> What is required: Using the data below, repeat all of it precisely.

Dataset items
▼

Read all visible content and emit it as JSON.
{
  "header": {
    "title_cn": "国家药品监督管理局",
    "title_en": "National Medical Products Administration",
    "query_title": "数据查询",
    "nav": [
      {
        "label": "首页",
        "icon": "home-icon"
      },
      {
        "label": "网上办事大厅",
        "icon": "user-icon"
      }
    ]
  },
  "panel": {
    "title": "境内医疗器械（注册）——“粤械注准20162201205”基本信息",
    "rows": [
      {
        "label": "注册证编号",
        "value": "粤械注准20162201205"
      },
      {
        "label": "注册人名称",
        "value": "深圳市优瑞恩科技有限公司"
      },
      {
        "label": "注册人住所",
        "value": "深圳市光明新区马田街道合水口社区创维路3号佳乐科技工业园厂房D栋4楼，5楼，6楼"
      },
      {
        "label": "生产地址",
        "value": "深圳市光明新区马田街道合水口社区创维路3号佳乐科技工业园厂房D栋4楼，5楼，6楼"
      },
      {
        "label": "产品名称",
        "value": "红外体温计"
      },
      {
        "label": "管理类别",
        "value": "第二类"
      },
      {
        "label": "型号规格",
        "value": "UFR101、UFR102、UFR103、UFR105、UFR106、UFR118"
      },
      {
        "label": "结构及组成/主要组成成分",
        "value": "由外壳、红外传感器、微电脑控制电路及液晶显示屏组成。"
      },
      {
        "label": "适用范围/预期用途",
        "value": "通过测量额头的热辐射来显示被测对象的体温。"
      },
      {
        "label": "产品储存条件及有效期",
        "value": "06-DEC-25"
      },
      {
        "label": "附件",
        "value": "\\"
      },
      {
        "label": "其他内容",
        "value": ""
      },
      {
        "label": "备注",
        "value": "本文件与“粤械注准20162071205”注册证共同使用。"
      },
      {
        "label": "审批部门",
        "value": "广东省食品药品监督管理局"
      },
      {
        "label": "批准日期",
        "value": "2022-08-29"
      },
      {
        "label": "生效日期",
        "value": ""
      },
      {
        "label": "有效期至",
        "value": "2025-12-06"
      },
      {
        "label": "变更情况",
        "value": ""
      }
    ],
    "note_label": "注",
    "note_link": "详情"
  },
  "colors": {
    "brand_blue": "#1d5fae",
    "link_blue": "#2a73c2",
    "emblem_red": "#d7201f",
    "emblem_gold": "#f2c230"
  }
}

▲

> Result:
Read all visible content and emit it as JSON.
{
  "header": {
    "title_cn": "国家药品监督管理局",
    "title_en": "National Medical Products Administration",
    "query_title": "数据查询",
    "nav": [
      {
        "label": "首页",
        "icon": "home-icon"
      },
      {
        "label": "网上办事大厅",
        "icon": "user-icon"
      }
    ]
  },
  "panel": {
    "title": "境内医疗器械（注册）——“粤械注准20162201205”基本信息",
    "rows": [
      {
        "label": "注册证编号",
        "value": "粤械注准20162201205"
      },
      {
        "label": "注册人名称",
        "value": "深圳市优瑞恩科技有限公司"
      },
      {
        "label": "注册人住所",
        "value": "深圳市光明新区马田街道合水口社区创维路3号佳乐科技工业园厂房D栋4楼，5楼，6楼"
      },
      {
        "label": "生产地址",
        "value": "深圳市光明新区马田街道合水口社区创维路3号佳乐科技工业园厂房D栋4楼，5楼，6楼"
      },
      {
        "label": "产品名称",
        "value": "红外体温计"
      },
      {
        "label": "管理类别",
        "value": "第二类"
      },
      {
        "label": "型号规格",
        "value": "UFR101、UFR102、UFR103、UFR105、UFR106、UFR118"
      },
      {
        "label": "结构及组成/主要组成成分",
        "value": "由外壳、红外传感器、微电脑控制电路及液晶显示屏组成。"
      },
      {
        "label": "适用范围/预期用途",
        "value": "通过测量额头的热辐射来显示被测对象的体温。"
      },
      {
        "label": "产品储存条件及有效期",
        "value": "06-DEC-25"
      },
      {
        "label": "附件",
        "value": "\\"
      },
      {
        "label": "其他内容",
        "value": ""
      },
      {
        "label": "备注",
        "value": "本文件与“粤械注准20162071205”注册证共同使用。"
      },
      {
        "label": "审批部门",
        "value": "广东省食品药品监督管理局"
      },
      {
        "label": "批准日期",
        "value": "2022-08-29"
      },
      {
        "label": "生效日期",
        "value": ""
      },
      {
        "label": "有效期至",
        "value": "2025-12-06"
      },
      {
        "label": "变更情况",
        "value": ""
      }
    ],
    "note_label": "注",
    "note_link": "详情"
  },
  "colors": {
    "brand_blue": "#1d5fae",
    "link_blue": "#2a73c2",
    "emblem_red": "#d7201f",
    "emblem_gold": "#f2c230"
  }
}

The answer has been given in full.